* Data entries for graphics
........
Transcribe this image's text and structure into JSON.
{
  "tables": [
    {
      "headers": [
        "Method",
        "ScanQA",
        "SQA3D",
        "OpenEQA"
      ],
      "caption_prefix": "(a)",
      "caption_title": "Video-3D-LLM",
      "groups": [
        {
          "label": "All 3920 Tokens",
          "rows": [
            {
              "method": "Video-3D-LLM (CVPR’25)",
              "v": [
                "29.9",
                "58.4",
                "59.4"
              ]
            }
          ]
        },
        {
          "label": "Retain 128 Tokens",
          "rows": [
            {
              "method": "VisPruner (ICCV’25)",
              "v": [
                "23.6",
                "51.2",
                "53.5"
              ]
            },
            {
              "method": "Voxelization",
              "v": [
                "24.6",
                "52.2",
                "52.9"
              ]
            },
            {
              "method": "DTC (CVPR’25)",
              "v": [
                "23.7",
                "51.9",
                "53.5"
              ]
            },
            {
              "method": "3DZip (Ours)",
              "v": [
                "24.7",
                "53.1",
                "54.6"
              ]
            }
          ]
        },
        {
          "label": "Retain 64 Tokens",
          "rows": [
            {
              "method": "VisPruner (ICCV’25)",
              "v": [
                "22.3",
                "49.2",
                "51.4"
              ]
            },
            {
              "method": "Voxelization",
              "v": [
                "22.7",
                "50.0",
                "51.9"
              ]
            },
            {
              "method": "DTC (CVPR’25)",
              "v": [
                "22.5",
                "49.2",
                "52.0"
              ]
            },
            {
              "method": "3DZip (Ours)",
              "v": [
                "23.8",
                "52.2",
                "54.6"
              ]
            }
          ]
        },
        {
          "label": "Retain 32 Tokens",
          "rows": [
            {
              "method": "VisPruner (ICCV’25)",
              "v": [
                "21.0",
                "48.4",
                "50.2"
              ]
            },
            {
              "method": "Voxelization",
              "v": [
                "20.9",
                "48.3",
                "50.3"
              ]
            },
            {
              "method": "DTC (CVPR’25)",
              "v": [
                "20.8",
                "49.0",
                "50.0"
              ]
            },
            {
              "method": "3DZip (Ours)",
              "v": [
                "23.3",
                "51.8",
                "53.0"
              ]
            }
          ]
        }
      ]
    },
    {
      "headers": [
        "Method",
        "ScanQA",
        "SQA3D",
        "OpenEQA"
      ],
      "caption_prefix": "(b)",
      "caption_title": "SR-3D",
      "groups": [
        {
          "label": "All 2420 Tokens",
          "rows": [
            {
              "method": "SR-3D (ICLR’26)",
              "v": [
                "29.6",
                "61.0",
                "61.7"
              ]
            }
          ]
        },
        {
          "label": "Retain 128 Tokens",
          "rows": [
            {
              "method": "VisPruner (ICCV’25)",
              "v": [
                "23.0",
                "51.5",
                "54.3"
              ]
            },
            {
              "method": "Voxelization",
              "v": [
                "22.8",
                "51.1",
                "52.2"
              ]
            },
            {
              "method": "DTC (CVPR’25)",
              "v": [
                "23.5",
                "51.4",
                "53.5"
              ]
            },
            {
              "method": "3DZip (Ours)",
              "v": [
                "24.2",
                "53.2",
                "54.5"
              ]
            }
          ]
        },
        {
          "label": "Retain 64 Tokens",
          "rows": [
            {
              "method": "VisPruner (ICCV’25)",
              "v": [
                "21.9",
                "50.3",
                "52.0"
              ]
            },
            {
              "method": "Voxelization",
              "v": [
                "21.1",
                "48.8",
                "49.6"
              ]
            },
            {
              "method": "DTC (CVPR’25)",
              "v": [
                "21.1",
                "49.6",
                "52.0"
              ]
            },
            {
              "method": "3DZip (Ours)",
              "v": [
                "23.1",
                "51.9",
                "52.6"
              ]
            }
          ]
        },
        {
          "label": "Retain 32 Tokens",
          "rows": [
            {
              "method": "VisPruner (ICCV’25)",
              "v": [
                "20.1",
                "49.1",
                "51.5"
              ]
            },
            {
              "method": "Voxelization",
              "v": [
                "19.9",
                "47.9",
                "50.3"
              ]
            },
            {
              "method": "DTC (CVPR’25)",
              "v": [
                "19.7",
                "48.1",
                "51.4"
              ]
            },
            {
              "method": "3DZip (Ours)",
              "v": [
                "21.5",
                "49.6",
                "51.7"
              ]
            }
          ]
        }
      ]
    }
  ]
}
........
Copy each line of the data above without altering a single character.

Transcribe this image's text and structure into JSON.
{
  "tables": [
    {
      "headers": [
        "Method",
        "ScanQA",
        "SQA3D",
        "OpenEQA"
      ],
      "caption_prefix": "(a)",
      "caption_title": "Video-3D-LLM",
      "groups": [
        {
          "label": "All 3920 Tokens",
          "rows": [
            {
              "method": "Video-3D-LLM (CVPR’25)",
              "v": [
                "29.9",
                "58.4",
                "59.4"
              ]
            }
          ]
        },
        {
          "label": "Retain 128 Tokens",
          "rows": [
            {
              "method": "VisPruner (ICCV’25)",
              "v": [
                "23.6",
                "51.2",
                "53.5"
              ]
            },
            {
              "method": "Voxelization",
              "v": [
                "24.6",
                "52.2",
                "52.9"
              ]
            },
            {
              "method": "DTC (CVPR’25)",
              "v": [
                "23.7",
                "51.9",
                "53.5"
              ]
            },
            {
              "method": "3DZip (Ours)",
              "v": [
                "24.7",
                "53.1",
                "54.6"
              ]
            }
          ]
        },
        {
          "label": "Retain 64 Tokens",
          "rows": [
            {
              "method": "VisPruner (ICCV’25)",
              "v": [
                "22.3",
                "49.2",
                "51.4"
              ]
            },
            {
              "method": "Voxelization",
              "v": [
                "22.7",
                "50.0",
                "51.9"
              ]
            },
            {
              "method": "DTC (CVPR’25)",
              "v": [
                "22.5",
                "49.2",
                "52.0"
              ]
            },
            {
              "method": "3DZip (Ours)",
              "v": [
                "23.8",
                "52.2",
                "54.6"
              ]
            }
          ]
        },
        {
          "label": "Retain 32 Tokens",
          "rows": [
            {
              "method": "VisPruner (ICCV’25)",
              "v": [
                "21.0",
                "48.4",
                "50.2"
              ]
            },
            {
              "method": "Voxelization",
              "v": [
                "20.9",
                "48.3",
                "50.3"
              ]
            },
            {
              "method": "DTC (CVPR’25)",
              "v": [
                "20.8",
                "49.0",
                "50.0"
              ]
            },
            {
              "method": "3DZip (Ours)",
              "v": [
                "23.3",
                "51.8",
                "53.0"
              ]
            }
          ]
        }
      ]
    },
    {
      "headers": [
        "Method",
        "ScanQA",
        "SQA3D",
        "OpenEQA"
      ],
      "caption_prefix": "(b)",
      "caption_title": "SR-3D",
      "groups": [
        {
          "label": "All 2420 Tokens",
          "rows": [
            {
              "method": "SR-3D (ICLR’26)",
              "v": [
                "29.6",
                "61.0",
                "61.7"
              ]
            }
          ]
        },
        {
          "label": "Retain 128 Tokens",
          "rows": [
            {
              "method": "VisPruner (ICCV’25)",
              "v": [
                "23.0",
                "51.5",
                "54.3"
              ]
            },
            {
              "method": "Voxelization",
              "v": [
                "22.8",
                "51.1",
                "52.2"
              ]
            },
            {
              "method": "DTC (CVPR’25)",
              "v": [
                "23.5",
                "51.4",
                "53.5"
              ]
            },
            {
              "method": "3DZip (Ours)",
              "v": [
                "24.2",
                "53.2",
                "54.5"
              ]
            }
          ]
        },
        {
          "label": "Retain 64 Tokens",
          "rows": [
            {
              "method": "VisPruner (ICCV’25)",
              "v": [
                "21.9",
                "50.3",
                "52.0"
              ]
            },
            {
              "method": "Voxelization",
              "v": [
                "21.1",
                "48.8",
                "49.6"
              ]
            },
            {
              "method": "DTC (CVPR’25)",
              "v": [
                "21.1",
                "49.6",
                "52.0"
              ]
            },
            {
              "method": "3DZip (Ours)",
              "v": [
                "23.1",
                "51.9",
                "52.6"
              ]
            }
          ]
        },
        {
          "label": "Retain 32 Tokens",
          "rows": [
            {
              "method": "VisPruner (ICCV’25)",
              "v": [
                "20.1",
                "49.1",
                "51.5"
              ]
            },
            {
              "method": "Voxelization",
              "v": [
                "19.9",
                "47.9",
                "50.3"
              ]
            },
            {
              "method": "DTC (CVPR’25)",
              "v": [
                "19.7",
                "48.1",
                "51.4"
              ]
            },
            {
              "method": "3DZip (Ours)",
              "v": [
                "21.5",
                "49.6",
                "51.7"
              ]
            }
          ]
        }
      ]
    }
  ]
}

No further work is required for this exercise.